DATASET RECORDS

Start

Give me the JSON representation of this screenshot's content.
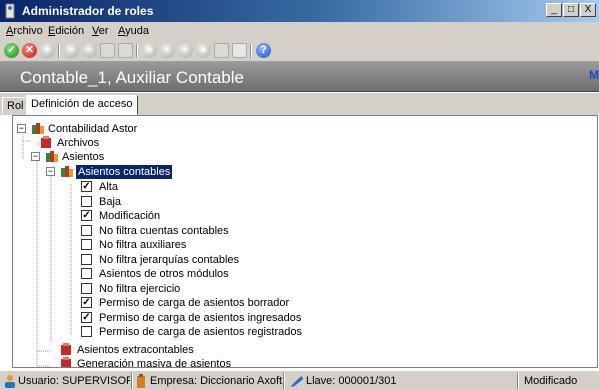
{
  "window": {
    "title": "Administrador de roles",
    "controls": [
      "_",
      "□",
      "X"
    ]
  },
  "menu": {
    "items": [
      "Archivo",
      "Edición",
      "Ver",
      "Ayuda"
    ]
  },
  "toolbar": {
    "icons": [
      "accept-icon",
      "cancel-icon",
      "add-icon",
      "remove-icon",
      "minus-icon",
      "copy-icon",
      "document-icon",
      "first-icon",
      "previous-icon",
      "next-icon",
      "last-icon",
      "box-icon",
      "sort-icon",
      "help-icon"
    ]
  },
  "header": {
    "title": "Contable_1, Auxiliar Contable",
    "corner_glyph": "M"
  },
  "tabs": [
    {
      "label": "Rol",
      "active": false
    },
    {
      "label": "Definición de acceso",
      "active": true
    }
  ],
  "tree": {
    "root": "Contabilidad Astor",
    "archivos": "Archivos",
    "asientos": "Asientos",
    "asientos_contables": "Asientos contables",
    "permissions": [
      {
        "label": "Alta",
        "checked": true
      },
      {
        "label": "Baja",
        "checked": false
      },
      {
        "label": "Modificación",
        "checked": true
      },
      {
        "label": "No filtra cuentas contables",
        "checked": false
      },
      {
        "label": "No filtra auxiliares",
        "checked": false
      },
      {
        "label": "No filtra jerarquías contables",
        "checked": false
      },
      {
        "label": "Asientos de otros módulos",
        "checked": false
      },
      {
        "label": "No filtra ejercicio",
        "checked": false
      },
      {
        "label": "Permiso de carga de asientos borrador",
        "checked": true
      },
      {
        "label": "Permiso de carga de asientos ingresados",
        "checked": true
      },
      {
        "label": "Permiso de carga de asientos registrados",
        "checked": false
      }
    ],
    "extracontables": "Asientos extracontables",
    "generacion": "Generación masiva de asientos"
  },
  "status": {
    "usuario": "Usuario: SUPERVISOR",
    "empresa": "Empresa: Diccionario Axoft",
    "llave": "Llave: 000001/301",
    "estado": "Modificado"
  },
  "colors": {
    "title_bar": "#0a246a",
    "selection": "#0a246a",
    "header": "#7f7f7f",
    "face": "#d4d0c8"
  }
}
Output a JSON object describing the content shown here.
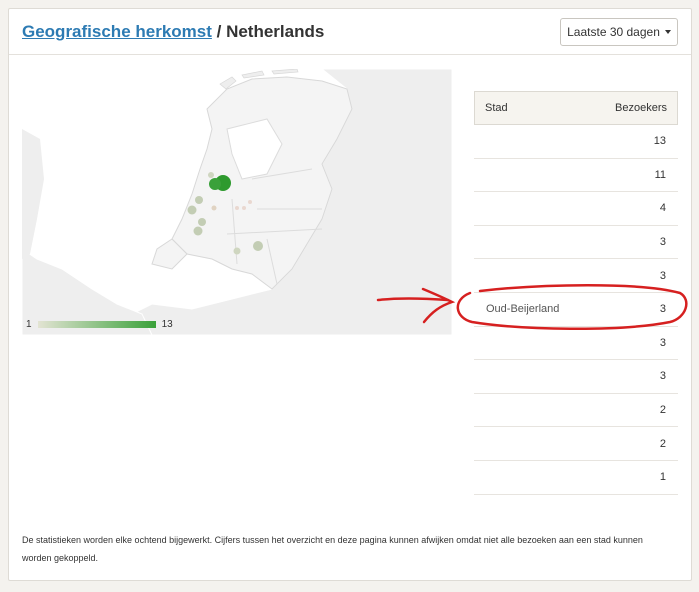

End

PROBLEM
Exclude the images and reproduce the remaining data exactly.

FULL RESPONSE
Give me the JSON representation of this screenshot's content.
{
  "window": {
    "title": "Administrador de roles",
    "controls": [
      "_",
      "□",
      "X"
    ]
  },
  "menu": {
    "items": [
      "Archivo",
      "Edición",
      "Ver",
      "Ayuda"
    ]
  },
  "toolbar": {
    "icons": [
      "accept-icon",
      "cancel-icon",
      "add-icon",
      "remove-icon",
      "minus-icon",
      "copy-icon",
      "document-icon",
      "first-icon",
      "previous-icon",
      "next-icon",
      "last-icon",
      "box-icon",
      "sort-icon",
      "help-icon"
    ]
  },
  "header": {
    "title": "Contable_1, Auxiliar Contable",
    "corner_glyph": "M"
  },
  "tabs": [
    {
      "label": "Rol",
      "active": false
    },
    {
      "label": "Definición de acceso",
      "active": true
    }
  ],
  "tree": {
    "root": "Contabilidad Astor",
    "archivos": "Archivos",
    "asientos": "Asientos",
    "asientos_contables": "Asientos contables",
    "permissions": [
      {
        "label": "Alta",
        "checked": true
      },
      {
        "label": "Baja",
        "checked": false
      },
      {
        "label": "Modificación",
        "checked": true
      },
      {
        "label": "No filtra cuentas contables",
        "checked": false
      },
      {
        "label": "No filtra auxiliares",
        "checked": false
      },
      {
        "label": "No filtra jerarquías contables",
        "checked": false
      },
      {
        "label": "Asientos de otros módulos",
        "checked": false
      },
      {
        "label": "No filtra ejercicio",
        "checked": false
      },
      {
        "label": "Permiso de carga de asientos borrador",
        "checked": true
      },
      {
        "label": "Permiso de carga de asientos ingresados",
        "checked": true
      },
      {
        "label": "Permiso de carga de asientos registrados",
        "checked": false
      }
    ],
    "extracontables": "Asientos extracontables",
    "generacion": "Generación masiva de asientos"
  },
  "status": {
    "usuario": "Usuario: SUPERVISOR",
    "empresa": "Empresa: Diccionario Axoft",
    "llave": "Llave: 000001/301",
    "estado": "Modificado"
  },
  "colors": {
    "title_bar": "#0a246a",
    "selection": "#0a246a",
    "header": "#7f7f7f",
    "face": "#d4d0c8"
  }
}
Output a JSON object describing the content shown here.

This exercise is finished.